Extracted text ▸
»»

The poem that immediately follows Jane’s thoughts on the Day of Judgment, ‘Crazy Jane and Jack the Journeyman,’ responds more audaciously to the Lucretius- and Epicurus-based assertion that ‘The tragedy of sexual intercourse is the perpetual virginity of the soul.’ Writing on Lucretius in 1875, the Victorian essayist J. M. Symonds qualified what Dryden before him and Yeats after him designated a ‘tragedy,’ though Symonds goes on to emphasize, even more than Yeats, the Lucretian, Epicurean—and, I would add, Gnostic—bleakness and frustration of lovers whose immaterial souls are entrammeled in the flesh: ‘There is something almost tragic,’ writes a sympathetic but austere Symonds, ‘in these sighs and pantings and pleasure-throes, and the incomplete fruition of souls pent up within their frames of flesh.’5 Symonds seems to reflect, along with the frustration described by Lucretius (and Platonism and Neoplatonism in general), the dualism of the Gnostics, concerned above all with freeing the spirit dwelling within the garment of flesh imprisoning the spark of life.
Before birth, we are in what Platonic Shelley called in ‘Adonais’ the ‘white radiance of eternity.’ What makes us free, the Gnostics insisted, is the knowledge of who we were then, when we were ‘in the light’ of pre-natal innocence. Crazy Jane, returning to the One, ‘Shall leap into the light lost/ In my mother’s womb.’ That Blakean infant joy marks the exuberant climax of her vision. But she had begun by asserting her own gnosis, shaped by earthly experience:
I know, although when looks meet
I tremble to the bone,
The more I leave the door unlatched
The sooner love is gone,
For love is but a skein unwound
Between the dark and dawn.

««

Material shown ▸

»»

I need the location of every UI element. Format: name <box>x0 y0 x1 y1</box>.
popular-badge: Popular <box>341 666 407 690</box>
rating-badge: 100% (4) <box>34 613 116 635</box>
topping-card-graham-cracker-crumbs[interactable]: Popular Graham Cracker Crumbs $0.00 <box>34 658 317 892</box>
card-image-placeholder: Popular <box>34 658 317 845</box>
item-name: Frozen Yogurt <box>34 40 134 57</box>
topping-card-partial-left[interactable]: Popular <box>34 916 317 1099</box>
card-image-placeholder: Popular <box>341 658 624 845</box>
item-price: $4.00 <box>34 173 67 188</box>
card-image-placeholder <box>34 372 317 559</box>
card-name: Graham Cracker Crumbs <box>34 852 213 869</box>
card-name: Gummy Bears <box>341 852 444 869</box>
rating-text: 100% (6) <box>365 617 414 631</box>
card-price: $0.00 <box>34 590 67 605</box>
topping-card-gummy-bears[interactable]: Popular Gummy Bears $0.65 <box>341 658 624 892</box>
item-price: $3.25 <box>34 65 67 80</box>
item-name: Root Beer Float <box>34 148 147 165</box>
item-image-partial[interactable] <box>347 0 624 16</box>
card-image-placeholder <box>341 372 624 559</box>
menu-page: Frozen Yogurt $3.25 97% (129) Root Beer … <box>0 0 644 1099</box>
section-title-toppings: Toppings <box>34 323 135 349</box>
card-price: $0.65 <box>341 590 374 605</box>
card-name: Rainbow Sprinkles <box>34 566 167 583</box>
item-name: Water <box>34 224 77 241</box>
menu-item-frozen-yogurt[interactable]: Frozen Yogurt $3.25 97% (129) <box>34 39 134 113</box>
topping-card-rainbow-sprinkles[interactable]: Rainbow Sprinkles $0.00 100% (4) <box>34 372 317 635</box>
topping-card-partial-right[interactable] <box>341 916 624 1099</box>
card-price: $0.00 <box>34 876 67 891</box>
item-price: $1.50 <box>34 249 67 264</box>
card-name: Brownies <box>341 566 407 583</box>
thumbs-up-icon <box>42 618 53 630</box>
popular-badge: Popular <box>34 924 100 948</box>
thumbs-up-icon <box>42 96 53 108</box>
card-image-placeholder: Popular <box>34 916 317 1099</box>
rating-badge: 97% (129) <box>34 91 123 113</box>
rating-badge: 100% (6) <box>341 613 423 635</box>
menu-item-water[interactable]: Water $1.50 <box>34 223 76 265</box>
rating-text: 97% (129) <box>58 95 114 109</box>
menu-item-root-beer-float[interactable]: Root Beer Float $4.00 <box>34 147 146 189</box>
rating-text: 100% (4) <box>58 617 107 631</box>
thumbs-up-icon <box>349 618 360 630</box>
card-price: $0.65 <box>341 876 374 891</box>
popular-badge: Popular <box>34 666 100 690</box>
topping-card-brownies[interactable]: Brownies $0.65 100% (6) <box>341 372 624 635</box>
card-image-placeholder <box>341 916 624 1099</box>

««

Written problem A ▸
According to the passage on the Crazy Jane poems, in what year did J. M. Symonds write on Lucretius?
Written problem B ▸
Copy out the part of the entries that opens with their first line and closes with the line containing "item-name: Root Beer", including both of those lines.

Expected output A ▸
1875

Expected output B ▸
I need the location of every UI element. Format: name <box>x0 y0 x1 y1</box>.
popular-badge: Popular <box>341 666 407 690</box>
rating-badge: 100% (4) <box>34 613 116 635</box>
topping-card-graham-cracker-crumbs[interactable]: Popular Graham Cracker Crumbs $0.00 <box>34 658 317 892</box>
card-image-placeholder: Popular <box>34 658 317 845</box>
item-name: Frozen Yogurt <box>34 40 134 57</box>
topping-card-partial-left[interactable]: Popular <box>34 916 317 1099</box>
card-image-placeholder: Popular <box>341 658 624 845</box>
item-price: $4.00 <box>34 173 67 188</box>
card-image-placeholder <box>34 372 317 559</box>
card-name: Graham Cracker Crumbs <box>34 852 213 869</box>
card-name: Gummy Bears <box>341 852 444 869</box>
rating-text: 100% (6) <box>365 617 414 631</box>
card-price: $0.00 <box>34 590 67 605</box>
topping-card-gummy-bears[interactable]: Popular Gummy Bears $0.65 <box>341 658 624 892</box>
item-price: $3.25 <box>34 65 67 80</box>
item-name: Root Beer Float <box>34 148 147 165</box>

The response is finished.